• DIRECTIONS FOR THIS TASK
Isolate every line in the records below with "resistance" in it.

• MATERIAL FOR THIS EXERCISE
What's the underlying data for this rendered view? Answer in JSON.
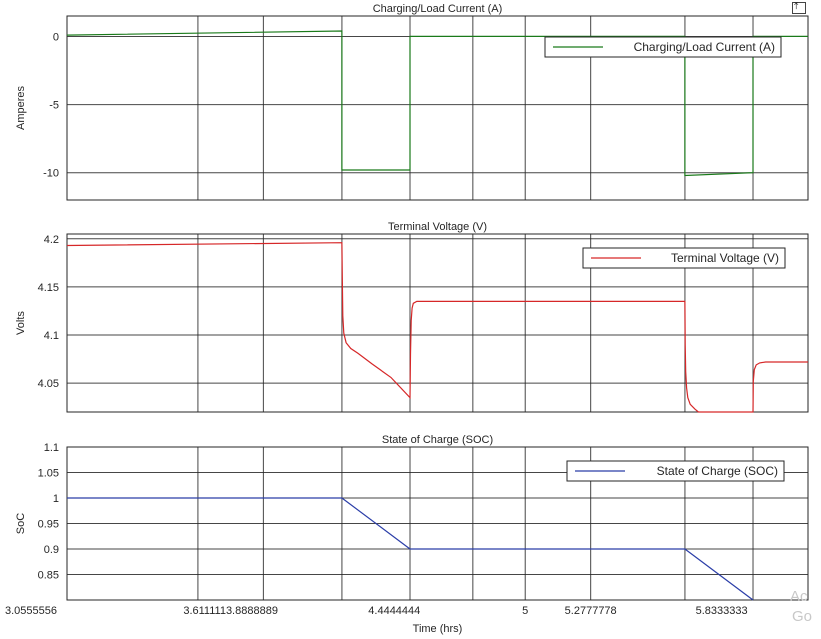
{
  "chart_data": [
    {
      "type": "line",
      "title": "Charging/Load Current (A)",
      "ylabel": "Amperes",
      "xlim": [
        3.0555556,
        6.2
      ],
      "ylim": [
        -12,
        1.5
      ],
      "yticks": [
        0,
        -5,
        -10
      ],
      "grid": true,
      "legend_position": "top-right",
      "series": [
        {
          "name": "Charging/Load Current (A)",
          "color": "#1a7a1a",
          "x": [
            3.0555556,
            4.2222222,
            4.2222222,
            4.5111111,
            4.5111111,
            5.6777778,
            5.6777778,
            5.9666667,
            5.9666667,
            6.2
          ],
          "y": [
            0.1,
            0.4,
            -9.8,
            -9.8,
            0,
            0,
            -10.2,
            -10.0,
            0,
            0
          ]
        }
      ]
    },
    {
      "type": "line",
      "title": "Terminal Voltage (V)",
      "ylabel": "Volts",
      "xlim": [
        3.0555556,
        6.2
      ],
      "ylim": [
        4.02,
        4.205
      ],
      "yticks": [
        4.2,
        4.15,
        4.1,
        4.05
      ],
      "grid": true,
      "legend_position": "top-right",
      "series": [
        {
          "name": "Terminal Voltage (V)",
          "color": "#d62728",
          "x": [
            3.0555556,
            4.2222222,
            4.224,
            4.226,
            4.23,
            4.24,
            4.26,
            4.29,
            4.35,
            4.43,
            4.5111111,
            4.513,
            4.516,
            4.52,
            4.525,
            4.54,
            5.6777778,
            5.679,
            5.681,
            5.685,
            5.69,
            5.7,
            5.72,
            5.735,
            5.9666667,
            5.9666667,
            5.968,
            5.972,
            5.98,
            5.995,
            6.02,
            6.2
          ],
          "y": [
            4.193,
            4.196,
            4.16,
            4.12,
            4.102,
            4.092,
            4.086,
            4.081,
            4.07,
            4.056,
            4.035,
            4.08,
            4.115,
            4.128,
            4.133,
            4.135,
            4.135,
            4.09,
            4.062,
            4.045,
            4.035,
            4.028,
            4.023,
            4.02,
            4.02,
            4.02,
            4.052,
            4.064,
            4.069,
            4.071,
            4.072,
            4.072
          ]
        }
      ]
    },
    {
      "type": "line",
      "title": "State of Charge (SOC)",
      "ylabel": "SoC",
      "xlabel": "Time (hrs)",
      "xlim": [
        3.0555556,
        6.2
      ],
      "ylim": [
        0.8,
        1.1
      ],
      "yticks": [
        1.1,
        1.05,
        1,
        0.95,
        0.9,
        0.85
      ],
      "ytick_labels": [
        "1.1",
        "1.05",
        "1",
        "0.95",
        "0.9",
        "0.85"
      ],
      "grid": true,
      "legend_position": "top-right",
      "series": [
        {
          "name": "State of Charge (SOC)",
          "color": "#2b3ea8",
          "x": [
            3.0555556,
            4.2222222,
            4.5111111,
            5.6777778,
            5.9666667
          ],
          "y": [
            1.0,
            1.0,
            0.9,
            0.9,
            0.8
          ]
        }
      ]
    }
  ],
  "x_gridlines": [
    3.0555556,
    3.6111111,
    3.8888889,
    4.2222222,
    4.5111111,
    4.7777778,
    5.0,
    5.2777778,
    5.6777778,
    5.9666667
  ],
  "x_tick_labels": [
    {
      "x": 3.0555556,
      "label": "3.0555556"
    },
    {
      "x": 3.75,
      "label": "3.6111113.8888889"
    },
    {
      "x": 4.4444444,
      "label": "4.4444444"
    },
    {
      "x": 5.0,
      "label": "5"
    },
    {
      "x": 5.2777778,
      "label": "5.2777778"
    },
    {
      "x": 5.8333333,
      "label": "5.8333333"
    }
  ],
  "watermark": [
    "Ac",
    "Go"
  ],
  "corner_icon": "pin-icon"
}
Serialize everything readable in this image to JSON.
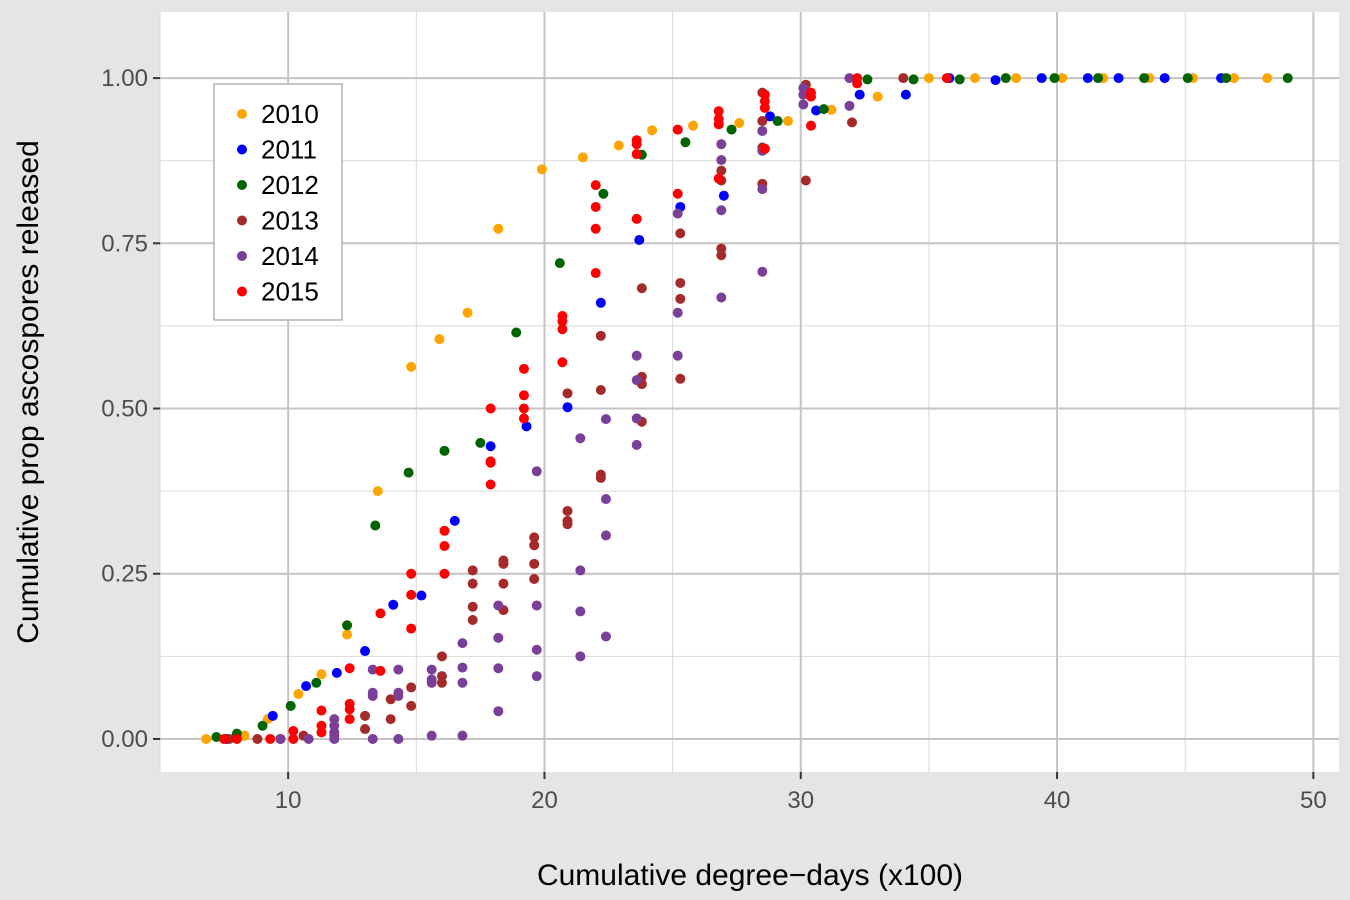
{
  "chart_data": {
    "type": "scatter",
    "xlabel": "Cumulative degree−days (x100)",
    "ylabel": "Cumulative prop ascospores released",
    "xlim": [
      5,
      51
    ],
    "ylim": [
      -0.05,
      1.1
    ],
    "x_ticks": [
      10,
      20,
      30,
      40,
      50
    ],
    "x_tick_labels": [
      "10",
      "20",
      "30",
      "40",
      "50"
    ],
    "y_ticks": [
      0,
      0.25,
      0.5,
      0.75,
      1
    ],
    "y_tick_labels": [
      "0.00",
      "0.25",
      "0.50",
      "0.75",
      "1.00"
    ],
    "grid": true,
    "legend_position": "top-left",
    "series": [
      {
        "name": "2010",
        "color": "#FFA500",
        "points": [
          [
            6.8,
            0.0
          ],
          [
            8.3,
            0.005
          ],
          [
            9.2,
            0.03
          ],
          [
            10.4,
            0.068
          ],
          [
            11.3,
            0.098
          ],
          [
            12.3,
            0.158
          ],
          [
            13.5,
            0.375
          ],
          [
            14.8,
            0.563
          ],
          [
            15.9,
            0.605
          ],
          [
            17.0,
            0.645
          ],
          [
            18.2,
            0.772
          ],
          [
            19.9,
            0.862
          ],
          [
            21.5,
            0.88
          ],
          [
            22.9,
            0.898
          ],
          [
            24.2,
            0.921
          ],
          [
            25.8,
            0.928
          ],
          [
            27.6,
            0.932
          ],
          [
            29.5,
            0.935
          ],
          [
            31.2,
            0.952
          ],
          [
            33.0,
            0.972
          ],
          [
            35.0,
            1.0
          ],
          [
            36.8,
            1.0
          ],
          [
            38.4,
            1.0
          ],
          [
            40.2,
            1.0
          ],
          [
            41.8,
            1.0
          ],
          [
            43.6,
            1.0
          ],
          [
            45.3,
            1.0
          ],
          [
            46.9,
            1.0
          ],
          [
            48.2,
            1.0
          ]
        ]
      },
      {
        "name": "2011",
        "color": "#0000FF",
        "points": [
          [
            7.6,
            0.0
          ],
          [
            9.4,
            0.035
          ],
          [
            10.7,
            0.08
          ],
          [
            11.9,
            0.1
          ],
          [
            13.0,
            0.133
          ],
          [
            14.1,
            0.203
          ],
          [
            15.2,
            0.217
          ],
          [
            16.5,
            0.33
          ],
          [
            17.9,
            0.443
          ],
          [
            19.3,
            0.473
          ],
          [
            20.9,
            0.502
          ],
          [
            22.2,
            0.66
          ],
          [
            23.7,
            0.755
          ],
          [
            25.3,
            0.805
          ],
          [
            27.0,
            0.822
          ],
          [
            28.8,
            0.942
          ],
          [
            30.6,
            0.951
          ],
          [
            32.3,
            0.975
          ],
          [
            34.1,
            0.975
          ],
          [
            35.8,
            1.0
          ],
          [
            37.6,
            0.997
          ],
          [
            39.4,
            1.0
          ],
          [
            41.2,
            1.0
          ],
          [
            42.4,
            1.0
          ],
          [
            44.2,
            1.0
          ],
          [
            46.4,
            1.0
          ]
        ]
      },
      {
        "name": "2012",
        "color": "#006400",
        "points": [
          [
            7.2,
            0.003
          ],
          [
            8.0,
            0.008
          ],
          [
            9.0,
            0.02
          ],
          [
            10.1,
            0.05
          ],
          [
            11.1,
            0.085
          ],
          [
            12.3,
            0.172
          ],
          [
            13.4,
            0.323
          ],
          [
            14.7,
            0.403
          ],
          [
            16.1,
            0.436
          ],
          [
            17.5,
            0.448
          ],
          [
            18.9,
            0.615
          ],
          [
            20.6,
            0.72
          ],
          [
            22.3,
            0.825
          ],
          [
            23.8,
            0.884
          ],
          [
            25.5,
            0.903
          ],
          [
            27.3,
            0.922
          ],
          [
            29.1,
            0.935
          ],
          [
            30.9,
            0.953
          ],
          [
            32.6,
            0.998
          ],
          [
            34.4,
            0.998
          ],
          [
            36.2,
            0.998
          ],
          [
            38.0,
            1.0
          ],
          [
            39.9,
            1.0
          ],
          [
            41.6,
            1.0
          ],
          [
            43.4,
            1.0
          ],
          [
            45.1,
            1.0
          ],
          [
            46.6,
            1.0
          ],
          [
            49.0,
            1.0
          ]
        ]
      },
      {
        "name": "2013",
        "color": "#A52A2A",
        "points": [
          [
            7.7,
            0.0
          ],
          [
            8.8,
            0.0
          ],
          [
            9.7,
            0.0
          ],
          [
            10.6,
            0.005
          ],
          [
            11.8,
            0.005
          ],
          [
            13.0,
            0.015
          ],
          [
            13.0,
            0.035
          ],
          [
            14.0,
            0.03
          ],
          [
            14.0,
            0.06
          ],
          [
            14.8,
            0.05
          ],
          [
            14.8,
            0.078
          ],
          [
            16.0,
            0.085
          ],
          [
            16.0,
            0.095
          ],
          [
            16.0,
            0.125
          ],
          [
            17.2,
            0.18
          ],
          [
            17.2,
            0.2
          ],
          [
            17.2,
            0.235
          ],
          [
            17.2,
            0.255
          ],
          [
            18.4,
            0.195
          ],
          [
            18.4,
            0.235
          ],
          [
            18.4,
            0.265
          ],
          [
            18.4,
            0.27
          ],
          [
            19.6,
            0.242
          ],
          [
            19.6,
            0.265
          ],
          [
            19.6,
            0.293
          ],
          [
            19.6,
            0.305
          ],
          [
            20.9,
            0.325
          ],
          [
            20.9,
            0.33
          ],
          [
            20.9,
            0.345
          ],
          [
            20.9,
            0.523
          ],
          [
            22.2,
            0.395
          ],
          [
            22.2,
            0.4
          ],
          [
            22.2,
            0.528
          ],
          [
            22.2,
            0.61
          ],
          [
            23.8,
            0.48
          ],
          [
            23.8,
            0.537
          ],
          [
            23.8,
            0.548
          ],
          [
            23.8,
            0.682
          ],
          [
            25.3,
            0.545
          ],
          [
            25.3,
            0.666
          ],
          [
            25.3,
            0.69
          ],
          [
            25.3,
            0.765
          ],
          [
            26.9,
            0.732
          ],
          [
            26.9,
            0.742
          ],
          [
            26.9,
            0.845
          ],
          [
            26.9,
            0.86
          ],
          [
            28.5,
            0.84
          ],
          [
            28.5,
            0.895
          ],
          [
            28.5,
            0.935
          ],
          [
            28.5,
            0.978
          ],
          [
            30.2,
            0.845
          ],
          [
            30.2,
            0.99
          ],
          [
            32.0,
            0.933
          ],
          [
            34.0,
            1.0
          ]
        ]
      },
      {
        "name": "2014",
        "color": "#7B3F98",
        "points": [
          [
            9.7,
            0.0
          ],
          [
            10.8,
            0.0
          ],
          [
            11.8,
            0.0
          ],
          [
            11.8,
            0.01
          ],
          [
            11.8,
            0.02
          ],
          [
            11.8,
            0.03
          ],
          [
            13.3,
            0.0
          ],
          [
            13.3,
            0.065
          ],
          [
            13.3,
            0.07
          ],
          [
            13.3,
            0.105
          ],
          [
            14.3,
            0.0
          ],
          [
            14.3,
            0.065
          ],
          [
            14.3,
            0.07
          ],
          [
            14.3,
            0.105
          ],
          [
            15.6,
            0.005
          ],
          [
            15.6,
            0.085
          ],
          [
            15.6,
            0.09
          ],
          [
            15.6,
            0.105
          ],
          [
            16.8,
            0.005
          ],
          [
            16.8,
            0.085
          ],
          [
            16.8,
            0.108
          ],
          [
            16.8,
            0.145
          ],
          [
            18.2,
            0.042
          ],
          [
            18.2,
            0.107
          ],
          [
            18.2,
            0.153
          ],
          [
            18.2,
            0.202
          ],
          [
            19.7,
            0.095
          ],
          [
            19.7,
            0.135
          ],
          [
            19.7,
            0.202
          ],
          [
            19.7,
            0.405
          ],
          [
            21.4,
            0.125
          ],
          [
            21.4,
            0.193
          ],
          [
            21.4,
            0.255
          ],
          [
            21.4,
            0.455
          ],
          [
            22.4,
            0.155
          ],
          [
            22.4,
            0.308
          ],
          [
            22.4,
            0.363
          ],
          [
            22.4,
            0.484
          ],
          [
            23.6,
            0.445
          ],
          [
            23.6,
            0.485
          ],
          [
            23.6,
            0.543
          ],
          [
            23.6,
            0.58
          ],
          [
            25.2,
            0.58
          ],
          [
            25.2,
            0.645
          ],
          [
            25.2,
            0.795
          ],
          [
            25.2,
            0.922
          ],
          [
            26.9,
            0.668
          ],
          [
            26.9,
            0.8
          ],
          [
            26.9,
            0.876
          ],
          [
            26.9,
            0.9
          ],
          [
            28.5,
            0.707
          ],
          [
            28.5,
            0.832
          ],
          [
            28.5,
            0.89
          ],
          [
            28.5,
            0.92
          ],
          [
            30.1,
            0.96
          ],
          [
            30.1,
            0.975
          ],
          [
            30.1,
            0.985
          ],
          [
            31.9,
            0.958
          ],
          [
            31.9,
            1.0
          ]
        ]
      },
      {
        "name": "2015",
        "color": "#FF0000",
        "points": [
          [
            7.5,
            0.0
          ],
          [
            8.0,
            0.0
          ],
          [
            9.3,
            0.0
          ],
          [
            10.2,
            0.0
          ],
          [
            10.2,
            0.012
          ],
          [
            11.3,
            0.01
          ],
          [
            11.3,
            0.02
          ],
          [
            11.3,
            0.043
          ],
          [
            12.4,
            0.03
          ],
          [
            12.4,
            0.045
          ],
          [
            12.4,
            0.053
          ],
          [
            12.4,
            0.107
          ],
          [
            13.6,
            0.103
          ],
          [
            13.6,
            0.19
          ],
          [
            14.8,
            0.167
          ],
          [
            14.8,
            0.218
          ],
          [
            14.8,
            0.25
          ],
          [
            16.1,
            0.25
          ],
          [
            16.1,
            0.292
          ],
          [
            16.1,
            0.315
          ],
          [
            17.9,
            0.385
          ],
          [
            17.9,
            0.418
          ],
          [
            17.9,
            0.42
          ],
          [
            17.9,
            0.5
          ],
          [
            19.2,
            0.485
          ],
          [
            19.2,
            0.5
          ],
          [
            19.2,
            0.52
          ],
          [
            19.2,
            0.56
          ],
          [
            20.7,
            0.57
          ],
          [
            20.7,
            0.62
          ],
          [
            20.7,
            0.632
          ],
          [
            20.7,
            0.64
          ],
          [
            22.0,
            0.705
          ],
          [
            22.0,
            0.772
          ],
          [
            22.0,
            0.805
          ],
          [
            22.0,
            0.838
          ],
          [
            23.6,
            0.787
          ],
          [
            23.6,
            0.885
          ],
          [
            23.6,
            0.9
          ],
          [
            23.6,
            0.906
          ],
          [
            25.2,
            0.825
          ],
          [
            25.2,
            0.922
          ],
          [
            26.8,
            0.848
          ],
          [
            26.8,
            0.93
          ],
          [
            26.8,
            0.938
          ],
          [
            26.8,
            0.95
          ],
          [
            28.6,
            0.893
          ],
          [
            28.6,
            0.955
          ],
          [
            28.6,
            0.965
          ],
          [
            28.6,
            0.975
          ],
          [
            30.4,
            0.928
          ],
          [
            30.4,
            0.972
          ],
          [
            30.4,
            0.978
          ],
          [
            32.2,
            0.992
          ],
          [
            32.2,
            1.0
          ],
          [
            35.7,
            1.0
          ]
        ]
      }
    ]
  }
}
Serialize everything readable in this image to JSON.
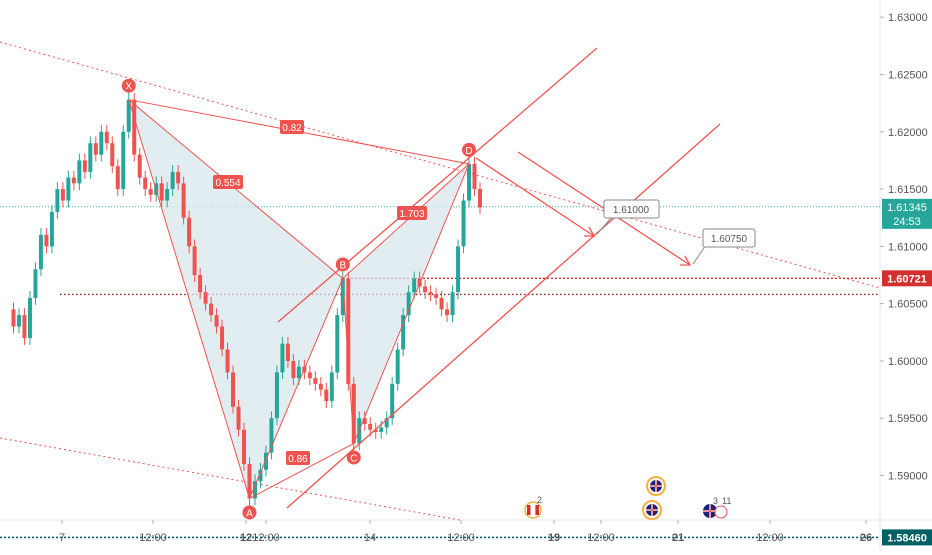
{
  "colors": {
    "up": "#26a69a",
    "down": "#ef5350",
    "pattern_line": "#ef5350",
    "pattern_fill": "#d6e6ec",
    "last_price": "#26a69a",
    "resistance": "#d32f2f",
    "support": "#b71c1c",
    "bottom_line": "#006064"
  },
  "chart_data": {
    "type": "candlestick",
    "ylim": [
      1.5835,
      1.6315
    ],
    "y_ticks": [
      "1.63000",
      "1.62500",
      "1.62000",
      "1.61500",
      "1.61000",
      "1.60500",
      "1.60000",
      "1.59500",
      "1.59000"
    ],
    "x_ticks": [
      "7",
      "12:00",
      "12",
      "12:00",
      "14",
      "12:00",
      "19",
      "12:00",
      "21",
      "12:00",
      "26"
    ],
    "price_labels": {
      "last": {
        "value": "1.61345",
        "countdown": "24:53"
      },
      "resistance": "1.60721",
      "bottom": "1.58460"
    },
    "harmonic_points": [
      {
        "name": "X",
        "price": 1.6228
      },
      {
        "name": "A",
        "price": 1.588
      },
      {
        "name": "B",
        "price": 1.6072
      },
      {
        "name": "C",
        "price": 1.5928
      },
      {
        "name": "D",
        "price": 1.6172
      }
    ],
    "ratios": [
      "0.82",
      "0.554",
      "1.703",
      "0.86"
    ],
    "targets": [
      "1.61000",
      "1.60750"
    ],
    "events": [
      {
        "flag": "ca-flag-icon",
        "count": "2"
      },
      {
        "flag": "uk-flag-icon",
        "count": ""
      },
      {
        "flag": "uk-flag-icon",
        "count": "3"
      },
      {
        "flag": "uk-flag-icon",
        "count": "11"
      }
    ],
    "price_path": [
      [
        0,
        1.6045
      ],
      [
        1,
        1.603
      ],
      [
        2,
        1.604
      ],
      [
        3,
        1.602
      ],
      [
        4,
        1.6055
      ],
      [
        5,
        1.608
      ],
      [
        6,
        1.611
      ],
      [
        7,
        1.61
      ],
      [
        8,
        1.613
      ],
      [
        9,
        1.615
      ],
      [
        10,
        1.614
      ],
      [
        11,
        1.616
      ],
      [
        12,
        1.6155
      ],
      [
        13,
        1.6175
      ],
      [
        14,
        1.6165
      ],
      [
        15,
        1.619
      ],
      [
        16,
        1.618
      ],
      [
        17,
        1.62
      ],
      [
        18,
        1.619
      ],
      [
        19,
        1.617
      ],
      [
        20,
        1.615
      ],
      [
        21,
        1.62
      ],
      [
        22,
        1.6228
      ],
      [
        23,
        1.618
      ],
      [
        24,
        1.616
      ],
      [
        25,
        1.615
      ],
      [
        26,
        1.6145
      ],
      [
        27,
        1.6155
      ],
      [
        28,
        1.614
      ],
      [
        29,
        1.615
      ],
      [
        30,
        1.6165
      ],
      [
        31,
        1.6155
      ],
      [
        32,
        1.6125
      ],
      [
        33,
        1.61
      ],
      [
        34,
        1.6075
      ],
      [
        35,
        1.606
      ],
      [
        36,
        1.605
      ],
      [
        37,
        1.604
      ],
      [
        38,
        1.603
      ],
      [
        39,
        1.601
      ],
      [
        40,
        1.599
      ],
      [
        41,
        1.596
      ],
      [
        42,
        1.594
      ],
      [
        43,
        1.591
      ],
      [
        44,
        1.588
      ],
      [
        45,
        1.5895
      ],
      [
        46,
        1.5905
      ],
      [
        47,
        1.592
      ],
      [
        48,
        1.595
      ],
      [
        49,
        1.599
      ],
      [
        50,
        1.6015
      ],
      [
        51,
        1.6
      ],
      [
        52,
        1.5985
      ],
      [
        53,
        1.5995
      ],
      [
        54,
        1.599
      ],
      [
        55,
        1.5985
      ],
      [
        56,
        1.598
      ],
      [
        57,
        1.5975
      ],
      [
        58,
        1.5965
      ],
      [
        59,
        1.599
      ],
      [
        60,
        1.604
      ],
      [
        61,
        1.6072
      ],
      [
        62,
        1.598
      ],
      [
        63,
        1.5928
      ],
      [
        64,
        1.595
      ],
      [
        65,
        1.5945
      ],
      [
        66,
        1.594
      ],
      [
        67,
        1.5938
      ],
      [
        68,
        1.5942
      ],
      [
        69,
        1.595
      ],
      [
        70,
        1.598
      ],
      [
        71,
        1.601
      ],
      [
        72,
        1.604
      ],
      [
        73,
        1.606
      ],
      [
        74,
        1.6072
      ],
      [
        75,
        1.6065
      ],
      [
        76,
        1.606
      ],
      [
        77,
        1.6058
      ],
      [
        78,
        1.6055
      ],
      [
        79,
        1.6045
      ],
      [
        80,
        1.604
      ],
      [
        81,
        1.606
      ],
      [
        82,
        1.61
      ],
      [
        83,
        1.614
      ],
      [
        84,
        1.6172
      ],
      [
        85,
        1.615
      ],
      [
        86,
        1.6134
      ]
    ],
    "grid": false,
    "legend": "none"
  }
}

• SOLVED PROBLEM
    "resistance": "#d32f2f",
      "resistance": "1.60721",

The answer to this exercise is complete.